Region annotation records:
○ ○ ○
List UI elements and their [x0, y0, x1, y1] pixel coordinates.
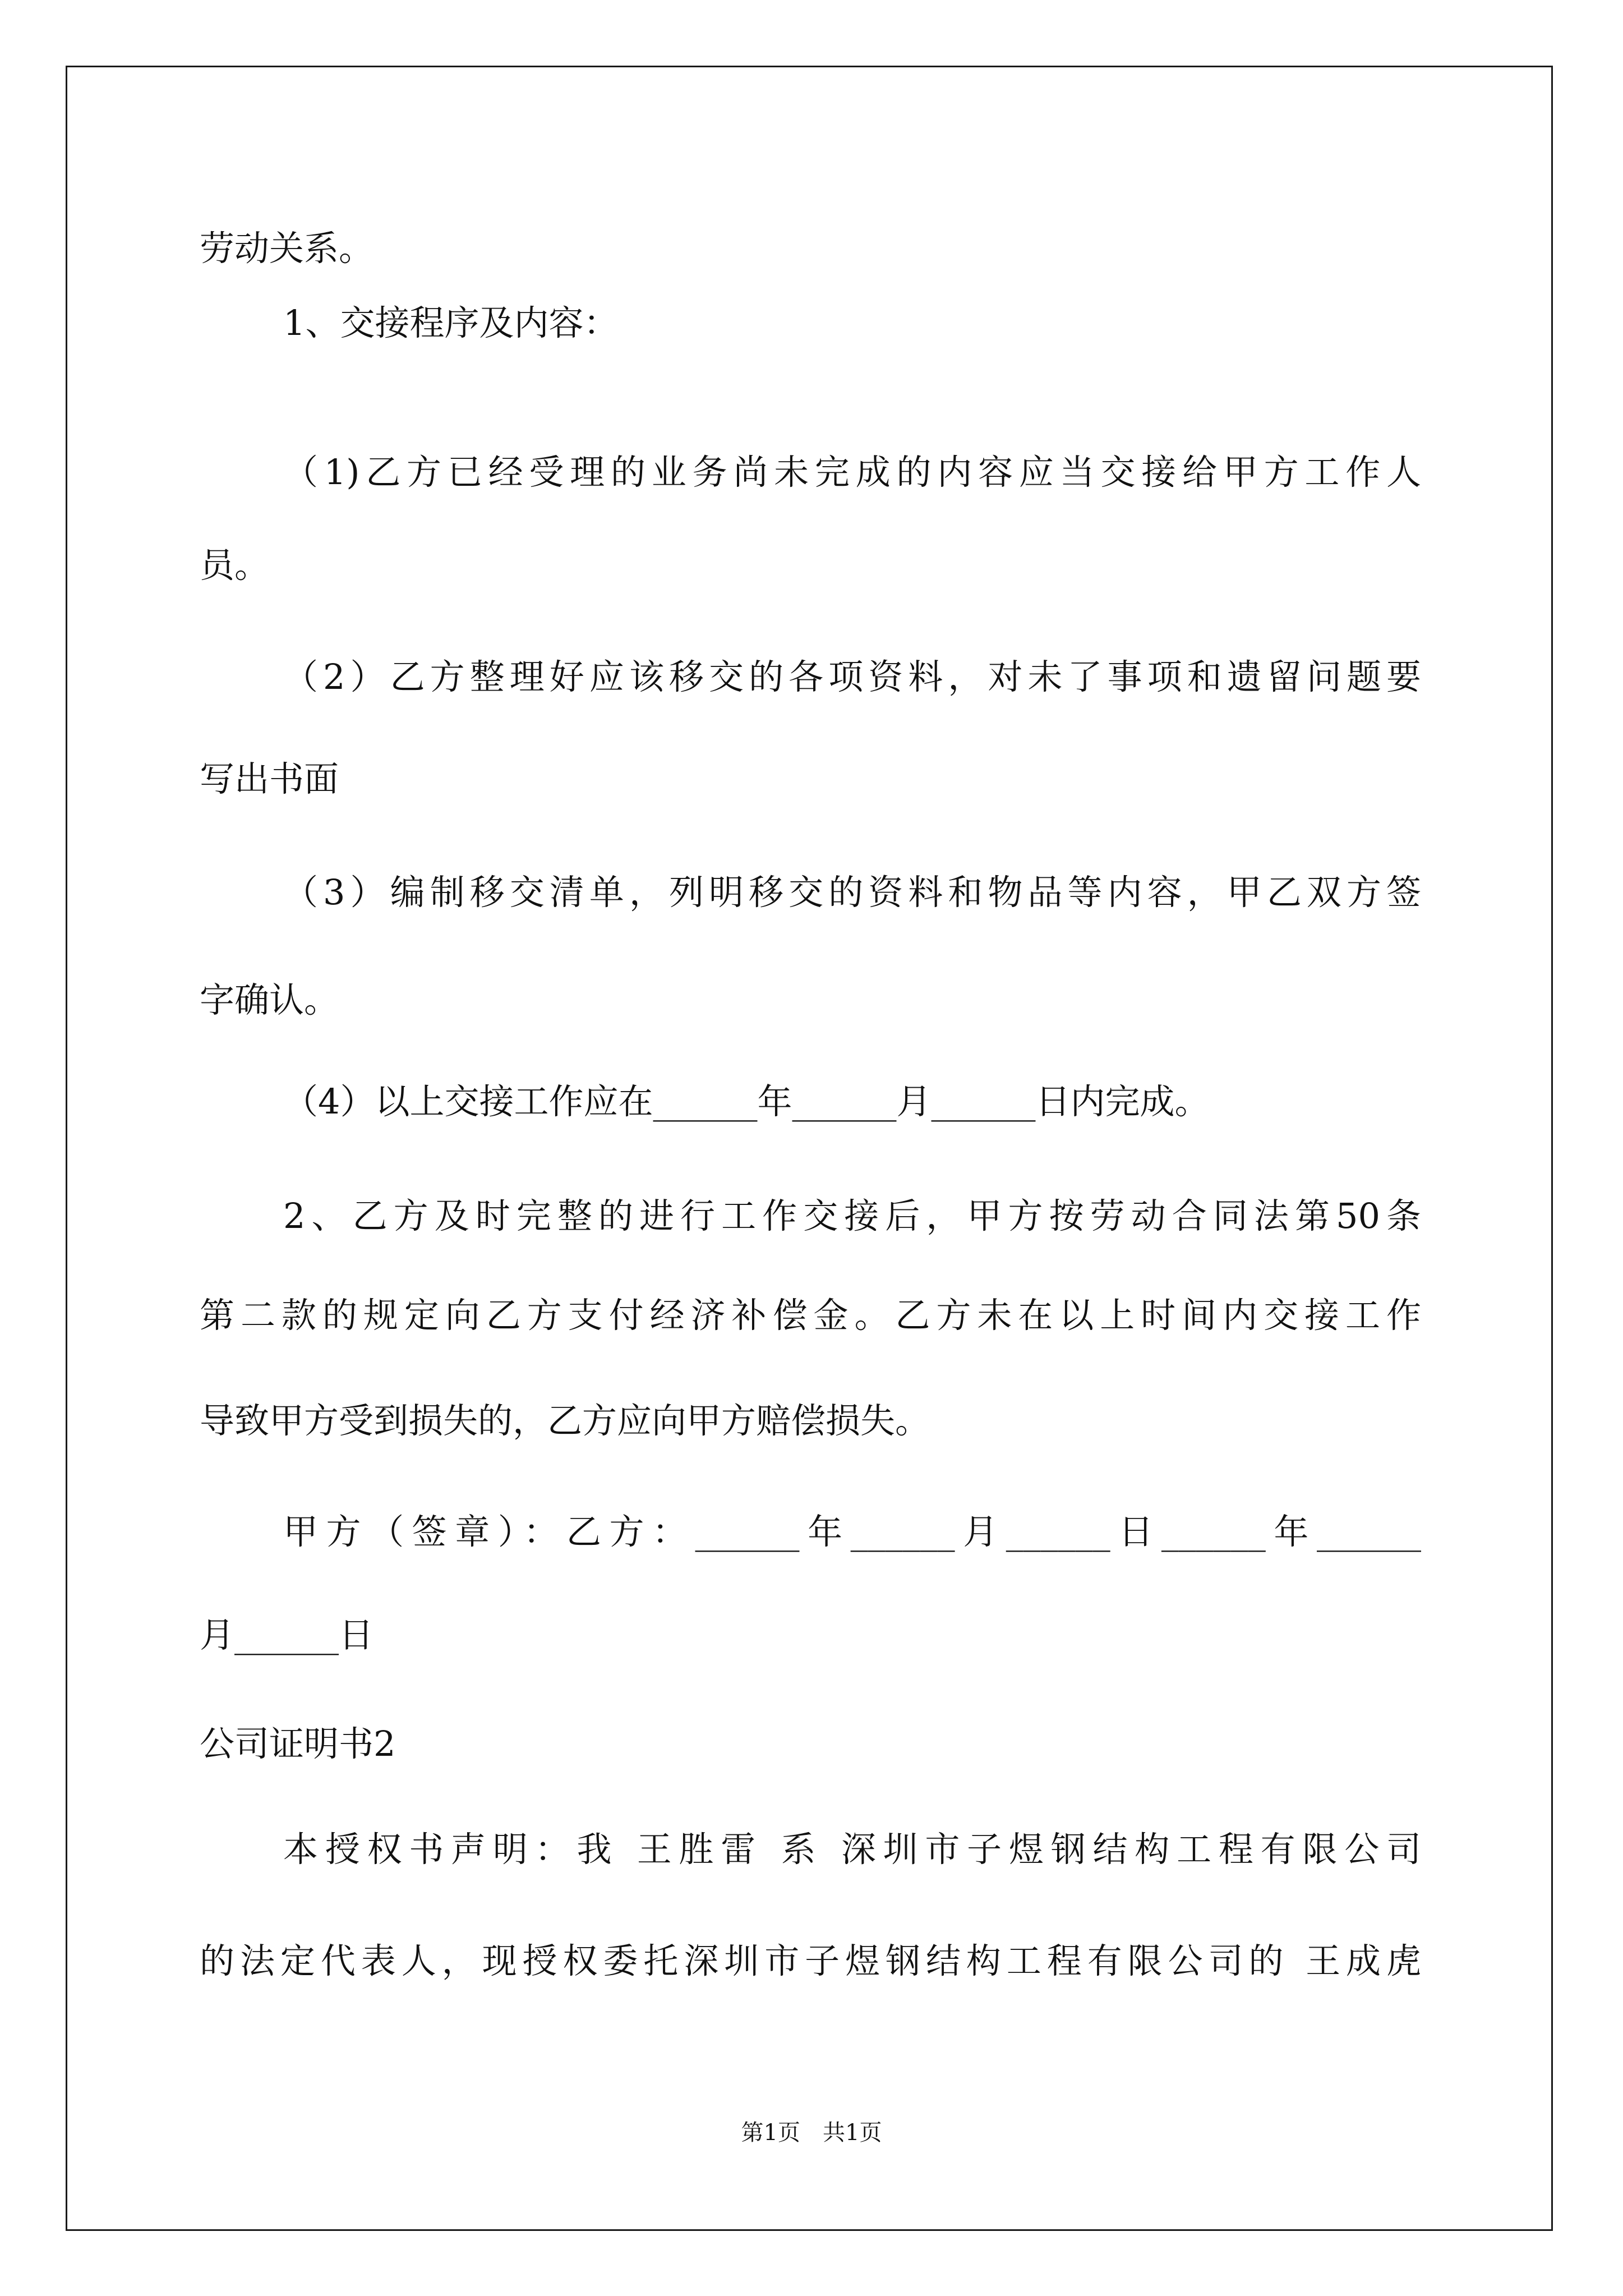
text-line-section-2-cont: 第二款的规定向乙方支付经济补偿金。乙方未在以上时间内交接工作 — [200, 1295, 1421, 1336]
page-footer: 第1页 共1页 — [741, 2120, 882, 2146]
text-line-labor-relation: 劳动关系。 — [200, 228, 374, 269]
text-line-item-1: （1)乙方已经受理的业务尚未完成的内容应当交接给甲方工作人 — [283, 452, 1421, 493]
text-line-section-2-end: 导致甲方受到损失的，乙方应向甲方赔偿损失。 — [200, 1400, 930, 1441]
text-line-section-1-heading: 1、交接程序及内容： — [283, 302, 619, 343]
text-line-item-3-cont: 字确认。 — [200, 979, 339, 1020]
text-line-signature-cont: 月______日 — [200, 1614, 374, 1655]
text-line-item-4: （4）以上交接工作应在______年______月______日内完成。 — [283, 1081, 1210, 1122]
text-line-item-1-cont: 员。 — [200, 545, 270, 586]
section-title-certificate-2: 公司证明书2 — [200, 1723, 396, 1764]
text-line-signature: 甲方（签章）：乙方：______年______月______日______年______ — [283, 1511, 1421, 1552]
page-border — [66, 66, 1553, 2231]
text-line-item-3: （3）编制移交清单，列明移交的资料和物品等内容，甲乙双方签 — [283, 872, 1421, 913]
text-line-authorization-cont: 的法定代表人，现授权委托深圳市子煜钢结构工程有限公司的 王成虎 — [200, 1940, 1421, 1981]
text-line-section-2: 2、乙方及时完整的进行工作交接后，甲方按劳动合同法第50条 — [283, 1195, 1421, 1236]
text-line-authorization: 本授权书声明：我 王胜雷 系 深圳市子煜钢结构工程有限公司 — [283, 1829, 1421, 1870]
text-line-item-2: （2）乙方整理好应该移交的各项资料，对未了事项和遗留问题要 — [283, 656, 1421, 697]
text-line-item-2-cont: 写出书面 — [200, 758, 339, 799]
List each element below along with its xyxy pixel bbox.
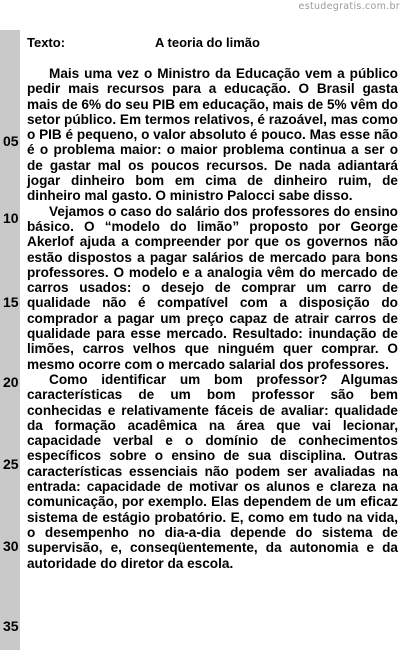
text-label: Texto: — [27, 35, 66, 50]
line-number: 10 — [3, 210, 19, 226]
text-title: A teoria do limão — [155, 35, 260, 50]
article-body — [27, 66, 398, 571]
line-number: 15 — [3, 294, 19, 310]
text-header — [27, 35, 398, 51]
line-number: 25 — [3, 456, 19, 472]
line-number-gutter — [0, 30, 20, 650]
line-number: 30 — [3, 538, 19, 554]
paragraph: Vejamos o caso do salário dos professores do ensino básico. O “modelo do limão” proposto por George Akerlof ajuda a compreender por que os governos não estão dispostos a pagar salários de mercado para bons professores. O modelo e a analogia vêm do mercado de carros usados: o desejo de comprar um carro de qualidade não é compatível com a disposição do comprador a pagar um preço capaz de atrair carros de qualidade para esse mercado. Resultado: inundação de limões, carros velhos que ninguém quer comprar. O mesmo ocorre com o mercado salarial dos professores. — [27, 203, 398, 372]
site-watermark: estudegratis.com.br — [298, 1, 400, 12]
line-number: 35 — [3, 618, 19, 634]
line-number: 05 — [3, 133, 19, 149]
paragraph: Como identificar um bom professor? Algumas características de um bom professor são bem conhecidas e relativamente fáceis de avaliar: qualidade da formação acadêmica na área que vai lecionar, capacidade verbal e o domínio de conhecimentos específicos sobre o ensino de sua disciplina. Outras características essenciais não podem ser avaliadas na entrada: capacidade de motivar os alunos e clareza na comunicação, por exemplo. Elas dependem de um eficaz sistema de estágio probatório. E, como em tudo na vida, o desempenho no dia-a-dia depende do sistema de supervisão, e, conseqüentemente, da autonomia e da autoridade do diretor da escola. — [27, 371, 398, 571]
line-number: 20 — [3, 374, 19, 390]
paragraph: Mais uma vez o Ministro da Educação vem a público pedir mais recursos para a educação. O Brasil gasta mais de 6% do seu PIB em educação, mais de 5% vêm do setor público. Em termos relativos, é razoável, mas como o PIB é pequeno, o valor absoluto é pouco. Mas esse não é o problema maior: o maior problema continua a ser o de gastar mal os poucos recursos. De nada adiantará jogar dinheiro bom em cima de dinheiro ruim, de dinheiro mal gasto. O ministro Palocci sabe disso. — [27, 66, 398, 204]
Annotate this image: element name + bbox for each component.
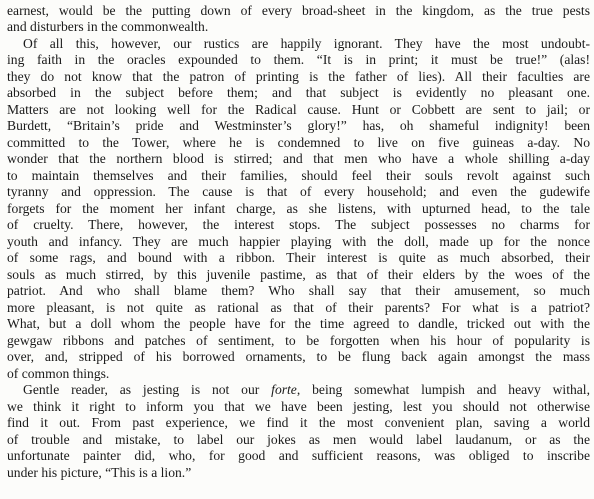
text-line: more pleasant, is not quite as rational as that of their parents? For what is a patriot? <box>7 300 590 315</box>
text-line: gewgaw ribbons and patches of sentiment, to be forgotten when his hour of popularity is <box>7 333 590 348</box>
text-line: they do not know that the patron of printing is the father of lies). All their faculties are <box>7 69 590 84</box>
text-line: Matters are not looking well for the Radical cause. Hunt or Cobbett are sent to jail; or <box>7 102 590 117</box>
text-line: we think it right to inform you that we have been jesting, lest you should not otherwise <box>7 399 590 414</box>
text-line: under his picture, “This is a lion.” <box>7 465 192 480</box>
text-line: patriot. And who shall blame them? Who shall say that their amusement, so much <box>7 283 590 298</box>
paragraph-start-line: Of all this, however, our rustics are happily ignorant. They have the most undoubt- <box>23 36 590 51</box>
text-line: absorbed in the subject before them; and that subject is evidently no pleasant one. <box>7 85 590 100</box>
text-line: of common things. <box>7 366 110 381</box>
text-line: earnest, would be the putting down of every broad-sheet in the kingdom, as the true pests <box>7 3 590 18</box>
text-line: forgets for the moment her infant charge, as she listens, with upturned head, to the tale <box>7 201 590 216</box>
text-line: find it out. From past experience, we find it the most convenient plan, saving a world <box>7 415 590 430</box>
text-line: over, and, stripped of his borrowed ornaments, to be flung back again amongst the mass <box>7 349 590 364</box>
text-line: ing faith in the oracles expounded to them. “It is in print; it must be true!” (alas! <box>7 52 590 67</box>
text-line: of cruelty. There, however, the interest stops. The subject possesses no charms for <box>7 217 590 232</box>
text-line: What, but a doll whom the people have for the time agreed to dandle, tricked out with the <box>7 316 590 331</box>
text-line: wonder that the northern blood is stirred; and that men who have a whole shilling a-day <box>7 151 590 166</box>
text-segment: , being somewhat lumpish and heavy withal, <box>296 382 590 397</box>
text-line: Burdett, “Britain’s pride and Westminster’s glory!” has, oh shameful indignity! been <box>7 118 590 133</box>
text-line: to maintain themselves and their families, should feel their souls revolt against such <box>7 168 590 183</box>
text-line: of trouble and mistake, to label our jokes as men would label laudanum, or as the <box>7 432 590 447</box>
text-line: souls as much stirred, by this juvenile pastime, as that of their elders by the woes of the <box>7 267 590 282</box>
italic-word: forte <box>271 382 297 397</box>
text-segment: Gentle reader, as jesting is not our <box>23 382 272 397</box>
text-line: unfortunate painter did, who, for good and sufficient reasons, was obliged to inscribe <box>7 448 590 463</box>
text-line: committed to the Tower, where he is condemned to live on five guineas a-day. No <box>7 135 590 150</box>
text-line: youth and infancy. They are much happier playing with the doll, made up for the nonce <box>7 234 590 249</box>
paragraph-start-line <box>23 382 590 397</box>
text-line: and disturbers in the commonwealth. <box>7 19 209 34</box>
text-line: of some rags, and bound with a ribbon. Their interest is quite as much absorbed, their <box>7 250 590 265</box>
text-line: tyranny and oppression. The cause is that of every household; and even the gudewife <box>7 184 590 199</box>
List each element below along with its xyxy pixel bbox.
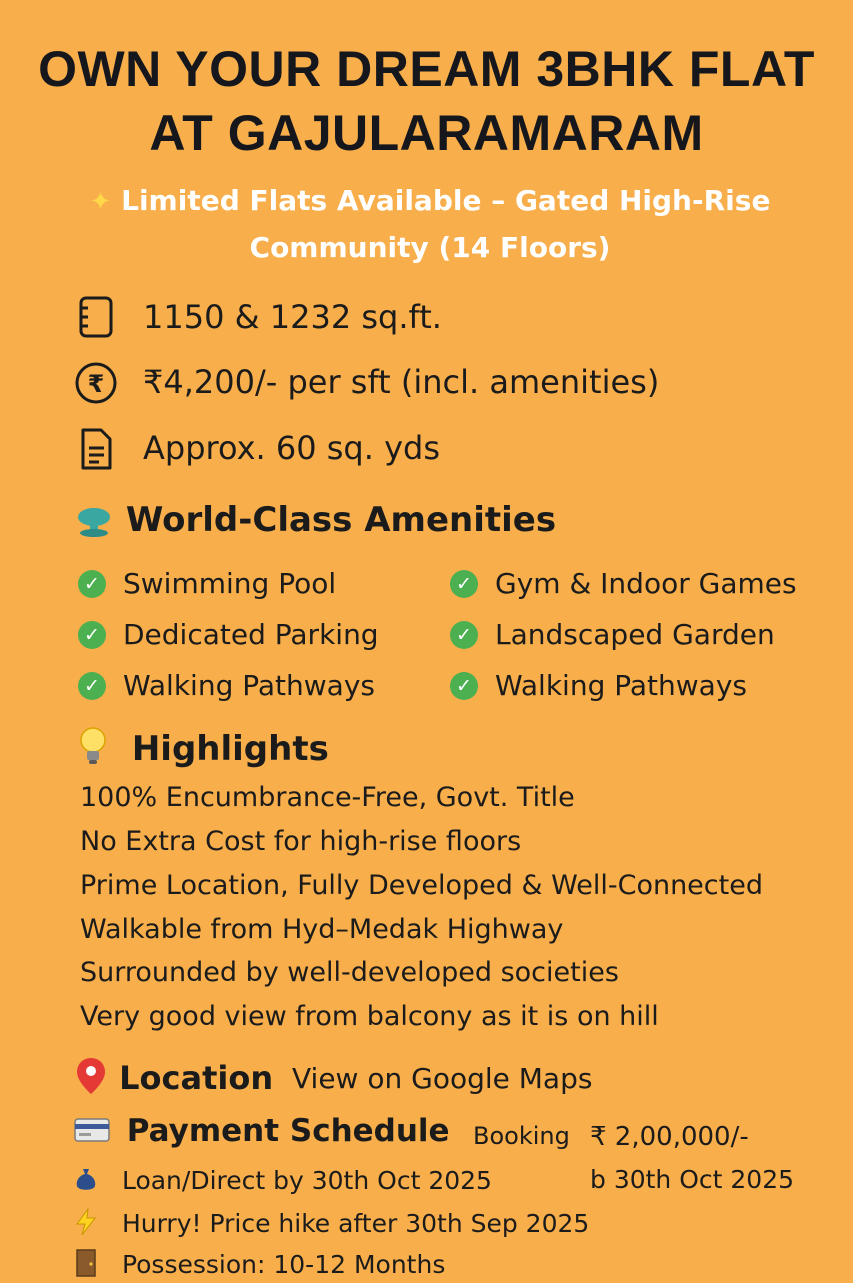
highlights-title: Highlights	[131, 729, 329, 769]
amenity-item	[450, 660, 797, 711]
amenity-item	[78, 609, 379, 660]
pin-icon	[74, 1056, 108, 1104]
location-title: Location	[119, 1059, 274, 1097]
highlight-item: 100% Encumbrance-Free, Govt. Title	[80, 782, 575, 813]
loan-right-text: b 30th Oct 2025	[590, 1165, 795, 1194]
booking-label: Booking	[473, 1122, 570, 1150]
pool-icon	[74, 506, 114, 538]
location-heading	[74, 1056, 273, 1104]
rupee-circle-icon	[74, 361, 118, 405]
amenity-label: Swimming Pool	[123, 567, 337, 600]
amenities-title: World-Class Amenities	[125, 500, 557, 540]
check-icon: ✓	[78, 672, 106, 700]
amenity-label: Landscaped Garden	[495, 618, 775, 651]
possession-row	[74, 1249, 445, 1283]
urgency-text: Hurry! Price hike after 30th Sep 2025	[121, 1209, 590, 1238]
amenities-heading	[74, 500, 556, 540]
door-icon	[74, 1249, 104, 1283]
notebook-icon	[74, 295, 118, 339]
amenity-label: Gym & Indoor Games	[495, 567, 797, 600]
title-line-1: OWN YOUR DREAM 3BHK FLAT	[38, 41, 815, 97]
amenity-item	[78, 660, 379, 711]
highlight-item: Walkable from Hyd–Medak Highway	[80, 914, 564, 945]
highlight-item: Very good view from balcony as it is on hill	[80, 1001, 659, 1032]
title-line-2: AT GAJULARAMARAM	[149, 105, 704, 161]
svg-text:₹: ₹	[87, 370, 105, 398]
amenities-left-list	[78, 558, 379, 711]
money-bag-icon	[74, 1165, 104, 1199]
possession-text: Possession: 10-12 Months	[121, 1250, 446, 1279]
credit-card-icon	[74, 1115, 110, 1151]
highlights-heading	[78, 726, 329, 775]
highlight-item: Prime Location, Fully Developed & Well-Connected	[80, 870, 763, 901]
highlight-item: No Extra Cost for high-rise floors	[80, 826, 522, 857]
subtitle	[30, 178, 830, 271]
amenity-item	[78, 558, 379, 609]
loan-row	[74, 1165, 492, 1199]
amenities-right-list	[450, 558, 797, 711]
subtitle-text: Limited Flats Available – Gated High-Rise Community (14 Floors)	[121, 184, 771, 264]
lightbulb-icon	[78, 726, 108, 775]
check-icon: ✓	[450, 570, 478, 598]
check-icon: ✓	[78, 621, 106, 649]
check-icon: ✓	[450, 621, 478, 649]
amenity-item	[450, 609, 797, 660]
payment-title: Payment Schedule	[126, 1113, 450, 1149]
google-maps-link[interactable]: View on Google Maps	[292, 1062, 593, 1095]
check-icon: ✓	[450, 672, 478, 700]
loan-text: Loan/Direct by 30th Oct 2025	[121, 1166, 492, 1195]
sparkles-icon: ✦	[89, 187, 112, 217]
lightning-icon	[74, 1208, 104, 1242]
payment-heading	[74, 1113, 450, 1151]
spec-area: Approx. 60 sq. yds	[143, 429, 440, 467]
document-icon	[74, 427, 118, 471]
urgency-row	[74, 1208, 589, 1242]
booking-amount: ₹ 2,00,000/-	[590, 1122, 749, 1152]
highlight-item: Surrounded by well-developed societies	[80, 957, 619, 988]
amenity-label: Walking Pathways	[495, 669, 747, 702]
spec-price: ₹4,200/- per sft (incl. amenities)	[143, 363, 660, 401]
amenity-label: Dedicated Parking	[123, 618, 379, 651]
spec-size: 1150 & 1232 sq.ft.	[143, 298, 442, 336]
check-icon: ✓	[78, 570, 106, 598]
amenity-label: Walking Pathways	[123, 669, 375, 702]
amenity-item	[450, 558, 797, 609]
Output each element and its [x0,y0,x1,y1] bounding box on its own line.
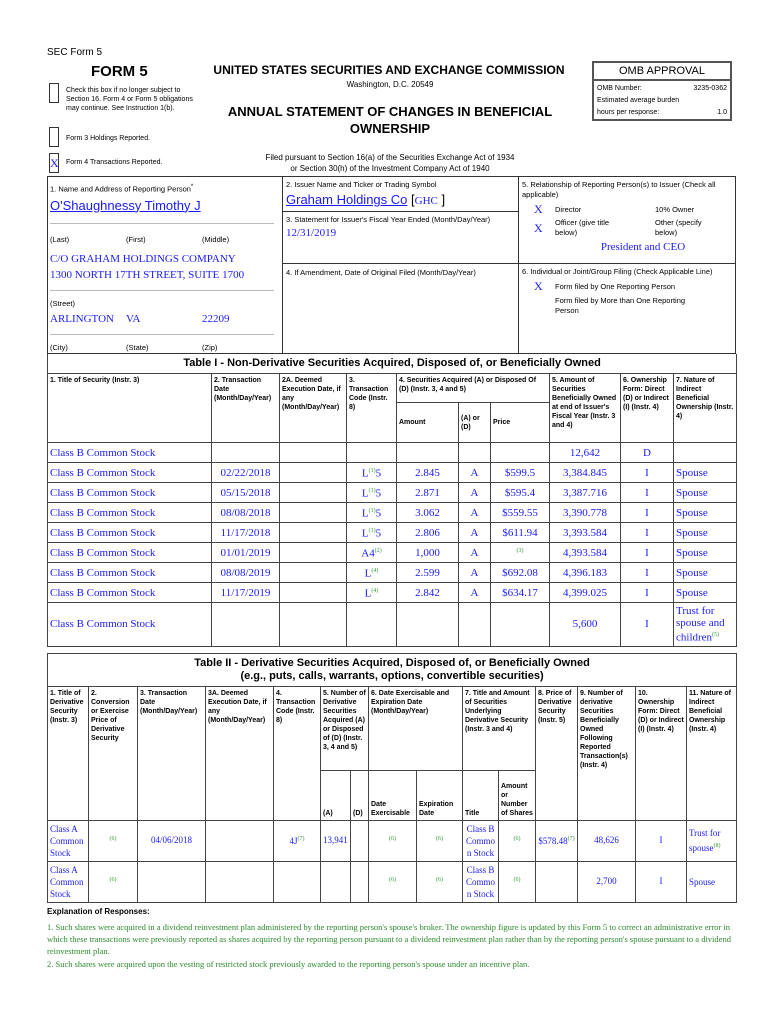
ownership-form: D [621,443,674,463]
○ ○ ○
Repeat the rows word for word, from the line with "text-label: Texto: — [27, 35, 66, 50]" up to and including the line with "line-number: 30 — [3, 538, 19, 554]".

text-label: Texto: — [27, 35, 66, 50]
line-number: 10 — [3, 210, 19, 226]
text-title: A teoria do limão — [155, 35, 260, 50]
article-body — [27, 66, 398, 571]
line-number: 15 — [3, 294, 19, 310]
text-header — [27, 35, 398, 51]
line-number: 25 — [3, 456, 19, 472]
line-number-gutter — [0, 30, 20, 650]
line-number: 30 — [3, 538, 19, 554]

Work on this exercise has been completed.